§ **Assignment**
Transcribe all of the records word for word, please, omitting the pictures.

§ **Entries shown**

__________

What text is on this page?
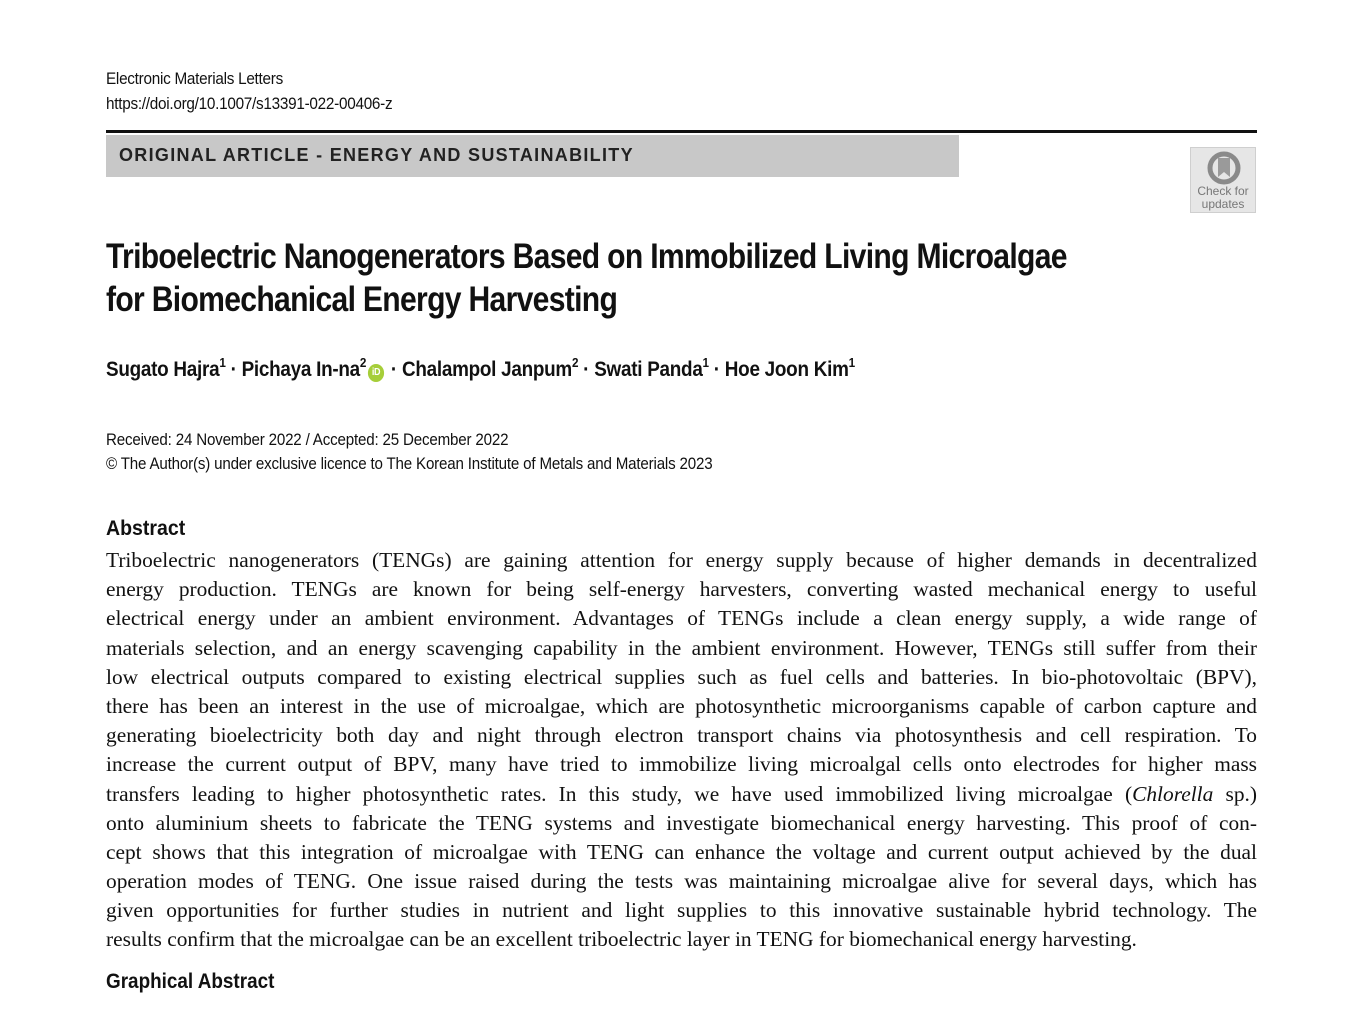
Electronic Materials Letters
https://doi.org/10.1007/s13391-022-00406-z
ORIGINAL ARTICLE - ENERGY AND SUSTAINABILITY
Check for
updates
Triboelectric Nanogenerators Based on Immobilized Living Microalgae
for Biomechanical Energy Harvesting
Sugato Hajra$^1$ · Pichaya $In-na^2iD$ · Chalampol Janpum$^2$ · Swati Panda$^1$ · Hoe Joon Kim$^1$
Received: 24 November 2022 / Accepted: 25 December 2022
© The Author(s) under exclusive licence to The Korean Institute of Metals and Materials 2023
Abstract
Triboelectric nanogenerators (TENGs) are gaining attention for energy supply because of higher demands in decentralized
energy production. TENGs are known for being self-energy harvesters, converting wasted mechanical energy to useful
electrical energy under an ambient environment. Advantages of TENGs include a clean energy supply, a wide range of
materials selection, and an energy scavenging capability in the ambient environment. However, TENGs still suffer from their
low electrical outputs compared to existing electrical supplies such as fuel cells and batteries. In bio-photovoltaic (BPV),
there has been an interest in the use of microalgae, which are photosynthetic microorganisms capable of carbon capture and
generating bioelectricity both day and night through electron transport chains via photosynthesis and cell respiration. To
increase the current output of BPV, many have tried to immobilize living microalgal cells onto electrodes for higher mass
transfers leading to higher photosynthetic rates. In this study, we have used immobilized living microalgae (Chlorella sp.)
onto aluminium sheets to fabricate the TENG systems and investigate biomechanical energy harvesting. This proof of con-
cept shows that this integration of microalgae with TENG can enhance the voltage and current output achieved by the dual
operation modes of TENG. One issue raised during the tests was maintaining microalgae alive for several days, which has
given opportunities for further studies in nutrient and light supplies to this innovative sustainable hybrid technology. The
results confirm that the microalgae can be an excellent triboelectric layer in TENG for biomechanical energy harvesting.
Graphical Abstract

__________

§ **Response**
What text is on this page?
Electronic Materials Letters
https://doi.org/10.1007/s13391-022-00406-z
ORIGINAL ARTICLE - ENERGY AND SUSTAINABILITY
Check for
updates
Triboelectric Nanogenerators Based on Immobilized Living Microalgae
for Biomechanical Energy Harvesting
Sugato Hajra$^1$ · Pichaya $In-na^2iD$ · Chalampol Janpum$^2$ · Swati Panda$^1$ · Hoe Joon Kim$^1$
Received: 24 November 2022 / Accepted: 25 December 2022
© The Author(s) under exclusive licence to The Korean Institute of Metals and Materials 2023
Abstract
Triboelectric nanogenerators (TENGs) are gaining attention for energy supply because of higher demands in decentralized
energy production. TENGs are known for being self-energy harvesters, converting wasted mechanical energy to useful
electrical energy under an ambient environment. Advantages of TENGs include a clean energy supply, a wide range of
materials selection, and an energy scavenging capability in the ambient environment. However, TENGs still suffer from their
low electrical outputs compared to existing electrical supplies such as fuel cells and batteries. In bio-photovoltaic (BPV),
there has been an interest in the use of microalgae, which are photosynthetic microorganisms capable of carbon capture and
generating bioelectricity both day and night through electron transport chains via photosynthesis and cell respiration. To
increase the current output of BPV, many have tried to immobilize living microalgal cells onto electrodes for higher mass
transfers leading to higher photosynthetic rates. In this study, we have used immobilized living microalgae (Chlorella sp.)
onto aluminium sheets to fabricate the TENG systems and investigate biomechanical energy harvesting. This proof of con-
cept shows that this integration of microalgae with TENG can enhance the voltage and current output achieved by the dual
operation modes of TENG. One issue raised during the tests was maintaining microalgae alive for several days, which has
given opportunities for further studies in nutrient and light supplies to this innovative sustainable hybrid technology. The
results confirm that the microalgae can be an excellent triboelectric layer in TENG for biomechanical energy harvesting.
Graphical Abstract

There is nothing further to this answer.